Start

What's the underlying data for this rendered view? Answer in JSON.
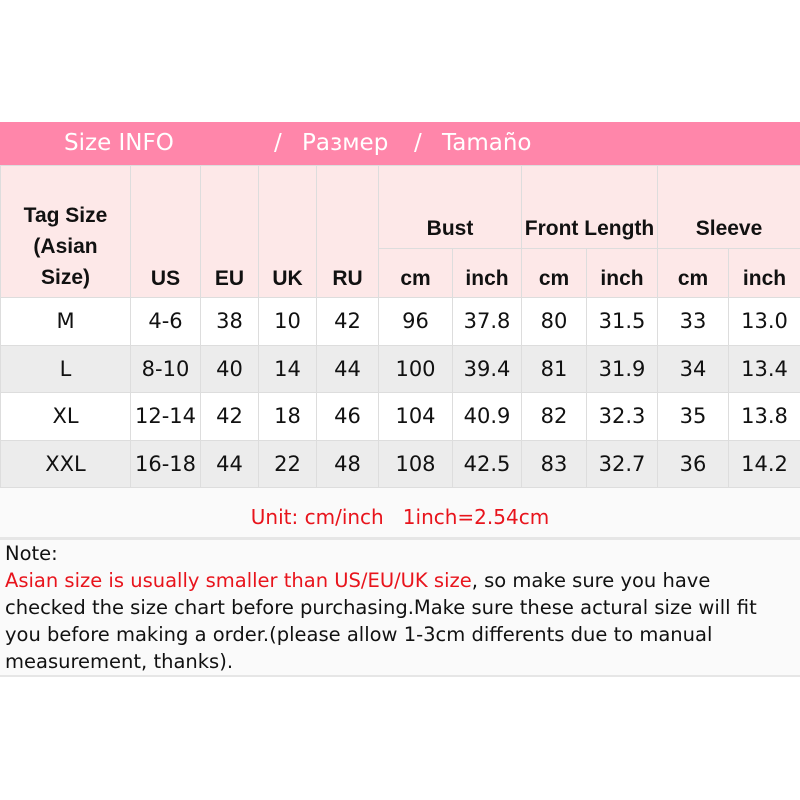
{
  "banner": {
    "title": "Size INFO",
    "sep1": "/",
    "ru": "Размер",
    "sep2": "/",
    "es": "Tamaño"
  },
  "header": {
    "tag_size": "Tag Size (Asian Size)",
    "us": "US",
    "eu": "EU",
    "uk": "UK",
    "ru": "RU",
    "bust": "Bust",
    "front_length": "Front Length",
    "sleeve": "Sleeve",
    "cm": "cm",
    "inch": "inch"
  },
  "rows": [
    [
      "M",
      "4-6",
      "38",
      "10",
      "42",
      "96",
      "37.8",
      "80",
      "31.5",
      "33",
      "13.0"
    ],
    [
      "L",
      "8-10",
      "40",
      "14",
      "44",
      "100",
      "39.4",
      "81",
      "31.9",
      "34",
      "13.4"
    ],
    [
      "XL",
      "12-14",
      "42",
      "18",
      "46",
      "104",
      "40.9",
      "82",
      "32.3",
      "35",
      "13.8"
    ],
    [
      "XXL",
      "16-18",
      "44",
      "22",
      "48",
      "108",
      "42.5",
      "83",
      "32.7",
      "36",
      "14.2"
    ]
  ],
  "unit": "Unit: cm/inch   1inch=2.54cm",
  "note": {
    "label": "Note:",
    "highlight": "Asian size is usually smaller than US/EU/UK size",
    "text": ", so make sure you have checked the size chart before purchasing.Make sure these actural size will fit you before making a order.(please allow 1-3cm differents due to manual measurement, thanks)."
  },
  "colors": {
    "banner": "#ff86aa",
    "header_bg": "#fde8e8",
    "accent_red": "#e8141c"
  }
}
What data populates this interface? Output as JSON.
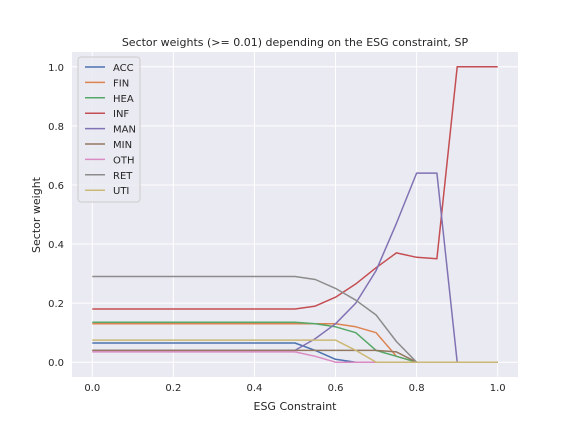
{
  "chart_data": {
    "type": "line",
    "title": "Sector weights (>= 0.01) depending on the ESG constraint, SP",
    "xlabel": "ESG Constraint",
    "ylabel": "Sector weight",
    "xlim": [
      -0.05,
      1.05
    ],
    "ylim": [
      -0.05,
      1.05
    ],
    "xticks": [
      0.0,
      0.2,
      0.4,
      0.6,
      0.8,
      1.0
    ],
    "xtick_labels": [
      "0.0",
      "0.2",
      "0.4",
      "0.6",
      "0.8",
      "1.0"
    ],
    "yticks": [
      0.0,
      0.2,
      0.4,
      0.6,
      0.8,
      1.0
    ],
    "ytick_labels": [
      "0.0",
      "0.2",
      "0.4",
      "0.6",
      "0.8",
      "1.0"
    ],
    "grid": true,
    "legend_position": "upper-left",
    "x": [
      0.0,
      0.05,
      0.1,
      0.15,
      0.2,
      0.25,
      0.3,
      0.35,
      0.4,
      0.45,
      0.5,
      0.55,
      0.6,
      0.65,
      0.7,
      0.75,
      0.8,
      0.85,
      0.9,
      0.95,
      1.0
    ],
    "series": [
      {
        "name": "ACC",
        "color": "#4c72b0",
        "values": [
          0.065,
          0.065,
          0.065,
          0.065,
          0.065,
          0.065,
          0.065,
          0.065,
          0.065,
          0.065,
          0.065,
          0.04,
          0.01,
          0.0,
          0.0,
          0.0,
          0.0,
          0.0,
          0.0,
          0.0,
          0.0
        ]
      },
      {
        "name": "FIN",
        "color": "#dd8452",
        "values": [
          0.13,
          0.13,
          0.13,
          0.13,
          0.13,
          0.13,
          0.13,
          0.13,
          0.13,
          0.13,
          0.13,
          0.13,
          0.13,
          0.12,
          0.1,
          0.02,
          0.0,
          0.0,
          0.0,
          0.0,
          0.0
        ]
      },
      {
        "name": "HEA",
        "color": "#55a868",
        "values": [
          0.135,
          0.135,
          0.135,
          0.135,
          0.135,
          0.135,
          0.135,
          0.135,
          0.135,
          0.135,
          0.135,
          0.13,
          0.12,
          0.1,
          0.04,
          0.02,
          0.0,
          0.0,
          0.0,
          0.0,
          0.0
        ]
      },
      {
        "name": "INF",
        "color": "#c44e52",
        "values": [
          0.18,
          0.18,
          0.18,
          0.18,
          0.18,
          0.18,
          0.18,
          0.18,
          0.18,
          0.18,
          0.18,
          0.19,
          0.22,
          0.265,
          0.32,
          0.37,
          0.355,
          0.35,
          1.0,
          1.0,
          1.0
        ]
      },
      {
        "name": "MAN",
        "color": "#8172b3",
        "values": [
          0.04,
          0.04,
          0.04,
          0.04,
          0.04,
          0.04,
          0.04,
          0.04,
          0.04,
          0.04,
          0.04,
          0.08,
          0.13,
          0.2,
          0.31,
          0.47,
          0.64,
          0.64,
          0.0,
          0.0,
          0.0
        ]
      },
      {
        "name": "MIN",
        "color": "#937860",
        "values": [
          0.04,
          0.04,
          0.04,
          0.04,
          0.04,
          0.04,
          0.04,
          0.04,
          0.04,
          0.04,
          0.04,
          0.04,
          0.04,
          0.04,
          0.04,
          0.035,
          0.0,
          0.0,
          0.0,
          0.0,
          0.0
        ]
      },
      {
        "name": "OTH",
        "color": "#da8bc3",
        "values": [
          0.035,
          0.035,
          0.035,
          0.035,
          0.035,
          0.035,
          0.035,
          0.035,
          0.035,
          0.035,
          0.035,
          0.02,
          0.0,
          0.0,
          0.0,
          0.0,
          0.0,
          0.0,
          0.0,
          0.0,
          0.0
        ]
      },
      {
        "name": "RET",
        "color": "#8c8c8c",
        "values": [
          0.29,
          0.29,
          0.29,
          0.29,
          0.29,
          0.29,
          0.29,
          0.29,
          0.29,
          0.29,
          0.29,
          0.28,
          0.25,
          0.21,
          0.16,
          0.07,
          0.0,
          0.0,
          0.0,
          0.0,
          0.0
        ]
      },
      {
        "name": "UTI",
        "color": "#ccb974",
        "values": [
          0.075,
          0.075,
          0.075,
          0.075,
          0.075,
          0.075,
          0.075,
          0.075,
          0.075,
          0.075,
          0.075,
          0.075,
          0.075,
          0.04,
          0.0,
          0.0,
          0.0,
          0.0,
          0.0,
          0.0,
          0.0
        ]
      }
    ]
  }
}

End

Task brief
Leave the pictures out and copy the rest of the data exactly.

Finished exercise
What's the underlying data for this rendered view? Answer in JSON.
{
  "banner": {
    "title": "Size INFO",
    "sep1": "/",
    "ru": "Размер",
    "sep2": "/",
    "es": "Tamaño"
  },
  "header": {
    "tag_size": "Tag Size (Asian Size)",
    "us": "US",
    "eu": "EU",
    "uk": "UK",
    "ru": "RU",
    "bust": "Bust",
    "front_length": "Front Length",
    "sleeve": "Sleeve",
    "cm": "cm",
    "inch": "inch"
  },
  "rows": [
    [
      "M",
      "4-6",
      "38",
      "10",
      "42",
      "96",
      "37.8",
      "80",
      "31.5",
      "33",
      "13.0"
    ],
    [
      "L",
      "8-10",
      "40",
      "14",
      "44",
      "100",
      "39.4",
      "81",
      "31.9",
      "34",
      "13.4"
    ],
    [
      "XL",
      "12-14",
      "42",
      "18",
      "46",
      "104",
      "40.9",
      "82",
      "32.3",
      "35",
      "13.8"
    ],
    [
      "XXL",
      "16-18",
      "44",
      "22",
      "48",
      "108",
      "42.5",
      "83",
      "32.7",
      "36",
      "14.2"
    ]
  ],
  "unit": "Unit: cm/inch   1inch=2.54cm",
  "note": {
    "label": "Note:",
    "highlight": "Asian size is usually smaller than US/EU/UK size",
    "text": ", so make sure you have checked the size chart before purchasing.Make sure these actural size will fit you before making a order.(please allow 1-3cm differents due to manual measurement, thanks)."
  },
  "colors": {
    "banner": "#ff86aa",
    "header_bg": "#fde8e8",
    "accent_red": "#e8141c"
  }
}
What data populates this interface? Output as JSON.
{
  "chart_data": {
    "type": "line",
    "title": "Sector weights (>= 0.01) depending on the ESG constraint, SP",
    "xlabel": "ESG Constraint",
    "ylabel": "Sector weight",
    "xlim": [
      -0.05,
      1.05
    ],
    "ylim": [
      -0.05,
      1.05
    ],
    "xticks": [
      0.0,
      0.2,
      0.4,
      0.6,
      0.8,
      1.0
    ],
    "xtick_labels": [
      "0.0",
      "0.2",
      "0.4",
      "0.6",
      "0.8",
      "1.0"
    ],
    "yticks": [
      0.0,
      0.2,
      0.4,
      0.6,
      0.8,
      1.0
    ],
    "ytick_labels": [
      "0.0",
      "0.2",
      "0.4",
      "0.6",
      "0.8",
      "1.0"
    ],
    "grid": true,
    "legend_position": "upper-left",
    "x": [
      0.0,
      0.05,
      0.1,
      0.15,
      0.2,
      0.25,
      0.3,
      0.35,
      0.4,
      0.45,
      0.5,
      0.55,
      0.6,
      0.65,
      0.7,
      0.75,
      0.8,
      0.85,
      0.9,
      0.95,
      1.0
    ],
    "series": [
      {
        "name": "ACC",
        "color": "#4c72b0",
        "values": [
          0.065,
          0.065,
          0.065,
          0.065,
          0.065,
          0.065,
          0.065,
          0.065,
          0.065,
          0.065,
          0.065,
          0.04,
          0.01,
          0.0,
          0.0,
          0.0,
          0.0,
          0.0,
          0.0,
          0.0,
          0.0
        ]
      },
      {
        "name": "FIN",
        "color": "#dd8452",
        "values": [
          0.13,
          0.13,
          0.13,
          0.13,
          0.13,
          0.13,
          0.13,
          0.13,
          0.13,
          0.13,
          0.13,
          0.13,
          0.13,
          0.12,
          0.1,
          0.02,
          0.0,
          0.0,
          0.0,
          0.0,
          0.0
        ]
      },
      {
        "name": "HEA",
        "color": "#55a868",
        "values": [
          0.135,
          0.135,
          0.135,
          0.135,
          0.135,
          0.135,
          0.135,
          0.135,
          0.135,
          0.135,
          0.135,
          0.13,
          0.12,
          0.1,
          0.04,
          0.02,
          0.0,
          0.0,
          0.0,
          0.0,
          0.0
        ]
      },
      {
        "name": "INF",
        "color": "#c44e52",
        "values": [
          0.18,
          0.18,
          0.18,
          0.18,
          0.18,
          0.18,
          0.18,
          0.18,
          0.18,
          0.18,
          0.18,
          0.19,
          0.22,
          0.265,
          0.32,
          0.37,
          0.355,
          0.35,
          1.0,
          1.0,
          1.0
        ]
      },
      {
        "name": "MAN",
        "color": "#8172b3",
        "values": [
          0.04,
          0.04,
          0.04,
          0.04,
          0.04,
          0.04,
          0.04,
          0.04,
          0.04,
          0.04,
          0.04,
          0.08,
          0.13,
          0.2,
          0.31,
          0.47,
          0.64,
          0.64,
          0.0,
          0.0,
          0.0
        ]
      },
      {
        "name": "MIN",
        "color": "#937860",
        "values": [
          0.04,
          0.04,
          0.04,
          0.04,
          0.04,
          0.04,
          0.04,
          0.04,
          0.04,
          0.04,
          0.04,
          0.04,
          0.04,
          0.04,
          0.04,
          0.035,
          0.0,
          0.0,
          0.0,
          0.0,
          0.0
        ]
      },
      {
        "name": "OTH",
        "color": "#da8bc3",
        "values": [
          0.035,
          0.035,
          0.035,
          0.035,
          0.035,
          0.035,
          0.035,
          0.035,
          0.035,
          0.035,
          0.035,
          0.02,
          0.0,
          0.0,
          0.0,
          0.0,
          0.0,
          0.0,
          0.0,
          0.0,
          0.0
        ]
      },
      {
        "name": "RET",
        "color": "#8c8c8c",
        "values": [
          0.29,
          0.29,
          0.29,
          0.29,
          0.29,
          0.29,
          0.29,
          0.29,
          0.29,
          0.29,
          0.29,
          0.28,
          0.25,
          0.21,
          0.16,
          0.07,
          0.0,
          0.0,
          0.0,
          0.0,
          0.0
        ]
      },
      {
        "name": "UTI",
        "color": "#ccb974",
        "values": [
          0.075,
          0.075,
          0.075,
          0.075,
          0.075,
          0.075,
          0.075,
          0.075,
          0.075,
          0.075,
          0.075,
          0.075,
          0.075,
          0.04,
          0.0,
          0.0,
          0.0,
          0.0,
          0.0,
          0.0,
          0.0
        ]
      }
    ]
  }
}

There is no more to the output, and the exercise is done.